━━━━━ RECORDS FOR THIS TASK

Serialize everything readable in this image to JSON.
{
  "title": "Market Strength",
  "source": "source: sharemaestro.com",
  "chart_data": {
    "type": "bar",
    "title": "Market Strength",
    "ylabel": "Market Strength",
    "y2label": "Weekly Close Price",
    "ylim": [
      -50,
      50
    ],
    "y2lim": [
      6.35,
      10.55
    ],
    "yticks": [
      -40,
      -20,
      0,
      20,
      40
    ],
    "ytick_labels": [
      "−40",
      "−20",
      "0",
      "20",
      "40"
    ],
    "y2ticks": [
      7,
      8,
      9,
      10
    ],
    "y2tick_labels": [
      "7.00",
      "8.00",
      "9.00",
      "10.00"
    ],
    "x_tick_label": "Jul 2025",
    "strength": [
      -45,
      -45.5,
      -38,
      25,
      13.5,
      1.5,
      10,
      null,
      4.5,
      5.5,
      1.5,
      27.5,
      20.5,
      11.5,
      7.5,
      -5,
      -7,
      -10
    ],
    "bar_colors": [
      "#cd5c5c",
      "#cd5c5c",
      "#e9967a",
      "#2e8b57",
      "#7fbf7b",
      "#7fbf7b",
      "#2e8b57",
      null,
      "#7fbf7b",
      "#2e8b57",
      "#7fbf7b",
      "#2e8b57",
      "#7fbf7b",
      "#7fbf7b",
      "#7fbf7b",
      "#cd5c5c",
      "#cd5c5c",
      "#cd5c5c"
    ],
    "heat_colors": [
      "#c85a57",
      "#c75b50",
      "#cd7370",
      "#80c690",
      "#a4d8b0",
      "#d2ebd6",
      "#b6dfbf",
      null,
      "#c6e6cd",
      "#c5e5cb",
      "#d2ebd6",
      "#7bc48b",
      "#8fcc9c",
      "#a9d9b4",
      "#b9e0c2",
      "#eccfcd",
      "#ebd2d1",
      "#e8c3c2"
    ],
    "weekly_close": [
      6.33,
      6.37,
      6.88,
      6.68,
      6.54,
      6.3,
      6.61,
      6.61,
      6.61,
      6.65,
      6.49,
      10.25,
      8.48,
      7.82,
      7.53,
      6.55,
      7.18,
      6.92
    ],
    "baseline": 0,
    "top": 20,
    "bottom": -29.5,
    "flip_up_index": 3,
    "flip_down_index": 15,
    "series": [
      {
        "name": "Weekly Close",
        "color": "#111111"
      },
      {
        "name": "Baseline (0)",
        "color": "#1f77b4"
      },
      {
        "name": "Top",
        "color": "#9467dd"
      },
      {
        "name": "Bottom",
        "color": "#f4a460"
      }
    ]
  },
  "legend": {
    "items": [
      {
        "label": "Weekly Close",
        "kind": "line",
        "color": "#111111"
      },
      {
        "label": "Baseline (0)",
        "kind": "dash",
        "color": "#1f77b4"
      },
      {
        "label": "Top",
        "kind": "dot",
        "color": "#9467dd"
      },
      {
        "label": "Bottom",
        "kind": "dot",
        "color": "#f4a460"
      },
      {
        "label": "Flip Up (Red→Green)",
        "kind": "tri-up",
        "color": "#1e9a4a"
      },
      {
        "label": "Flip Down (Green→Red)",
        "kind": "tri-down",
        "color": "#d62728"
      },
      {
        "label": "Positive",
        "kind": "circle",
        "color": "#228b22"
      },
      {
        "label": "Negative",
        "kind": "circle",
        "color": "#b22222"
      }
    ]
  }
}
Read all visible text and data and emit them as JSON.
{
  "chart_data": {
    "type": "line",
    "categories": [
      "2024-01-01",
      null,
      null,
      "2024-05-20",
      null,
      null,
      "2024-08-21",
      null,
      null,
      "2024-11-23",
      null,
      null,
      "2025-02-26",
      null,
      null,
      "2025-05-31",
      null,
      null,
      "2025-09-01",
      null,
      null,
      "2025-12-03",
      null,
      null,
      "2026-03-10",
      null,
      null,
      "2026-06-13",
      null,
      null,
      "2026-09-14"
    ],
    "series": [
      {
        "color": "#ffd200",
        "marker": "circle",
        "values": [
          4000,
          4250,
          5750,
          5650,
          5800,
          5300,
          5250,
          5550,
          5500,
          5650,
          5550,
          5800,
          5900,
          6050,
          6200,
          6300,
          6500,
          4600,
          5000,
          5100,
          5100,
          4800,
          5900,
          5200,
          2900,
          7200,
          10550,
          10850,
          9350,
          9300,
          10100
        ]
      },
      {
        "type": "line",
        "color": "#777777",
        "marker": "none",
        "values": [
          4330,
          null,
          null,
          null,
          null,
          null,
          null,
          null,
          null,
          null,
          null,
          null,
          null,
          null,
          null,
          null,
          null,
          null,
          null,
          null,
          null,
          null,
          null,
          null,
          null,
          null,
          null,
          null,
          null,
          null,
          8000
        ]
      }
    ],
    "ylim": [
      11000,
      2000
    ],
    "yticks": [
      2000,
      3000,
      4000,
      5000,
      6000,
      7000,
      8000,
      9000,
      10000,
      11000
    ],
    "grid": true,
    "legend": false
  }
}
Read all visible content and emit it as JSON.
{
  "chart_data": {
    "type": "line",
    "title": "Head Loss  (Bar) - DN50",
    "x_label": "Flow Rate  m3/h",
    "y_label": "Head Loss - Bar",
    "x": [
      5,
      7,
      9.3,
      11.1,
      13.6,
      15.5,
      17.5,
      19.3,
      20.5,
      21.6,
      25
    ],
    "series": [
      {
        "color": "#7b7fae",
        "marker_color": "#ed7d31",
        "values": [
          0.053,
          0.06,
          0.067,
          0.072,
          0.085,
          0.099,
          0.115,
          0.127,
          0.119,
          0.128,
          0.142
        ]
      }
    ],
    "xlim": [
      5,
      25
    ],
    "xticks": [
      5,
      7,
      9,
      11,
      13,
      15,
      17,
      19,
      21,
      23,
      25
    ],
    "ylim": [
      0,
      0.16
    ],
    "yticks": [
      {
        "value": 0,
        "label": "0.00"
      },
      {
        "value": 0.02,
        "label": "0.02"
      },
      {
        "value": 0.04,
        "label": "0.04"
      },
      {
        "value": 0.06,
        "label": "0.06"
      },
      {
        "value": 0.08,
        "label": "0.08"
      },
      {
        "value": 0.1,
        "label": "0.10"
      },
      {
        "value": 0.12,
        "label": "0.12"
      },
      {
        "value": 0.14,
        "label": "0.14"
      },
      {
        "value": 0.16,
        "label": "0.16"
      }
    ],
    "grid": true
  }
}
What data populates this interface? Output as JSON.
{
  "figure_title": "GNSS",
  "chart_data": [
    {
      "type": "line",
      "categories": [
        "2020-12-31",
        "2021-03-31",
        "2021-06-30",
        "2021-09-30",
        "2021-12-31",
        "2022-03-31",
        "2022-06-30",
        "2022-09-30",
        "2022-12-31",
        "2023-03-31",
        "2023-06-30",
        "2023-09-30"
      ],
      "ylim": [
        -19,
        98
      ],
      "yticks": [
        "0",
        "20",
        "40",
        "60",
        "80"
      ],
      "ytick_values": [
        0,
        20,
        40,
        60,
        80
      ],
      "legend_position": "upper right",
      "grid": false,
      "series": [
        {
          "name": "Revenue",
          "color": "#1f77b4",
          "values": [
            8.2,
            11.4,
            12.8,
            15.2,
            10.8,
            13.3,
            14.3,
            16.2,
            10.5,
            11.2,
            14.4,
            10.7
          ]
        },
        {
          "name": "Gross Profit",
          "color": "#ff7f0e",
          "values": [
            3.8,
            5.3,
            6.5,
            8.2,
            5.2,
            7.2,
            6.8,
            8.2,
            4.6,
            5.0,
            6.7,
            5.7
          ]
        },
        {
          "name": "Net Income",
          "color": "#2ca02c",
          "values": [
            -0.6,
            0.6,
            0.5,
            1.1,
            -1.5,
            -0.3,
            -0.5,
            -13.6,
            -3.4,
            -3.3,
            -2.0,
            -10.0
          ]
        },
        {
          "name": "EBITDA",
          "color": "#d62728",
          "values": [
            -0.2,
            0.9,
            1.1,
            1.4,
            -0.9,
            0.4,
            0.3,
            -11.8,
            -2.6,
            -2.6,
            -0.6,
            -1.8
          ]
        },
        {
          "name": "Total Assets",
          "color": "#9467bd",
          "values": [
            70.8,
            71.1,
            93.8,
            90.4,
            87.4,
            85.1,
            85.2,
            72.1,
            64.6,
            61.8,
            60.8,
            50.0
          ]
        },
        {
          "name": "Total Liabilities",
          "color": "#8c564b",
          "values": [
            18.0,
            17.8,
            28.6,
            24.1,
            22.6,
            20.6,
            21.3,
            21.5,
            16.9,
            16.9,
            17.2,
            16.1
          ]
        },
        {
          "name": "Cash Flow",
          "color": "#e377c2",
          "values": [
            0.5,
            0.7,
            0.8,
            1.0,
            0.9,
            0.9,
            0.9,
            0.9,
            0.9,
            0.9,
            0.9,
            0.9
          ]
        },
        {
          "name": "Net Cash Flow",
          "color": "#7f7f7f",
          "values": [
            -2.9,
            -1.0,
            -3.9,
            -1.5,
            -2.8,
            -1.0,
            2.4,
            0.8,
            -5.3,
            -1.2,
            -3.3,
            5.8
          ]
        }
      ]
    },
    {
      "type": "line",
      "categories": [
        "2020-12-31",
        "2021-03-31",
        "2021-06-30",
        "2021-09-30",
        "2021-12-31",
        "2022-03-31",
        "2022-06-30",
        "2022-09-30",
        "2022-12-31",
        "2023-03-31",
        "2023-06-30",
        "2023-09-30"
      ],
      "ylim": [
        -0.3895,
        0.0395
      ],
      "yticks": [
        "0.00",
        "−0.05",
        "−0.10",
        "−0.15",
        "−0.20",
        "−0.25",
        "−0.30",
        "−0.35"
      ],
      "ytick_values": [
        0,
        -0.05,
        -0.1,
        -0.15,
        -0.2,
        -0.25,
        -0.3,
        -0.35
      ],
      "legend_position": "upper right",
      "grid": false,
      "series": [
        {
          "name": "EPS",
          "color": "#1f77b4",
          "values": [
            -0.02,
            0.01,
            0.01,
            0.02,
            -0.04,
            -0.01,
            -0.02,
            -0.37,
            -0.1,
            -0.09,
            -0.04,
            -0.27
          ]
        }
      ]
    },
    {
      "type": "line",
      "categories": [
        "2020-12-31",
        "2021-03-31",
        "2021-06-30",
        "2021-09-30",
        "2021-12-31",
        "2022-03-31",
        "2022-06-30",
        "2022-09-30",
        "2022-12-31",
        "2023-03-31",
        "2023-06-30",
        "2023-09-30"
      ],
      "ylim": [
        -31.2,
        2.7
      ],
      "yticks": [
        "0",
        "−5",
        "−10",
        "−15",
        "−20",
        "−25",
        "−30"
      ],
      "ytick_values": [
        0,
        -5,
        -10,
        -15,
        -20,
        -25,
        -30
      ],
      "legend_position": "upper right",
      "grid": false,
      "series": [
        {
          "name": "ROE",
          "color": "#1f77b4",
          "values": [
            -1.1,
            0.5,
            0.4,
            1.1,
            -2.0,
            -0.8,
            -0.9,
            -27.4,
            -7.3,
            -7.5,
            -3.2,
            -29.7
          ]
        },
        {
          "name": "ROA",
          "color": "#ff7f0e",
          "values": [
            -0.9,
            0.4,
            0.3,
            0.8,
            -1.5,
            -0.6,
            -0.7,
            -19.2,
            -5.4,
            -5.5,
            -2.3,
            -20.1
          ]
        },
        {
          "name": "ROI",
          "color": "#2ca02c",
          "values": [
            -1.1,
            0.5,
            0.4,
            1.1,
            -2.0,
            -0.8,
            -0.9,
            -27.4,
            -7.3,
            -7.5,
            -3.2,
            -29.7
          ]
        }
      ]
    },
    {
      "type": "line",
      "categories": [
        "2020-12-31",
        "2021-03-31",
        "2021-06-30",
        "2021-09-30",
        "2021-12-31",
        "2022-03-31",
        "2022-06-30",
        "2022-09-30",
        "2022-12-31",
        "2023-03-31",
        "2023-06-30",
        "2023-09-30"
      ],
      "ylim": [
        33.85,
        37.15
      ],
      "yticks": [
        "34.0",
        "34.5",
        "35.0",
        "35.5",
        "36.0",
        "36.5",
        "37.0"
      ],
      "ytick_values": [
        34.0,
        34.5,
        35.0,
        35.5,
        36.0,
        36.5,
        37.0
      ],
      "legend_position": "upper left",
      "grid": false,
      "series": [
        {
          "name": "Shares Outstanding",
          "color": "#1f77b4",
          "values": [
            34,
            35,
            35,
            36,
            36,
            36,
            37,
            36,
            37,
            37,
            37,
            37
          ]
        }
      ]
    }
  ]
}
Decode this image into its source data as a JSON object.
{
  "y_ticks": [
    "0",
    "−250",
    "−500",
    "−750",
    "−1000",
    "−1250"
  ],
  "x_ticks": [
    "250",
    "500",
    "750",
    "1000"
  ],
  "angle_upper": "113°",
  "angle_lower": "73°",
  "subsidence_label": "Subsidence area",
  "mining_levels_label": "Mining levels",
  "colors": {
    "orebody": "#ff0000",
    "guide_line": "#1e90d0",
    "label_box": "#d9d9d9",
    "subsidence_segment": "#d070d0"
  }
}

━━━━━━━━━━

*AIM:*
Every line from the one containing "Decode this image" through the end of the data must be repeated exactly, and no other line.

*FINAL RESULT:*
Decode this image into its source data as a JSON object.
{
  "y_ticks": [
    "0",
    "−250",
    "−500",
    "−750",
    "−1000",
    "−1250"
  ],
  "x_ticks": [
    "250",
    "500",
    "750",
    "1000"
  ],
  "angle_upper": "113°",
  "angle_lower": "73°",
  "subsidence_label": "Subsidence area",
  "mining_levels_label": "Mining levels",
  "colors": {
    "orebody": "#ff0000",
    "guide_line": "#1e90d0",
    "label_box": "#d9d9d9",
    "subsidence_segment": "#d070d0"
  }
}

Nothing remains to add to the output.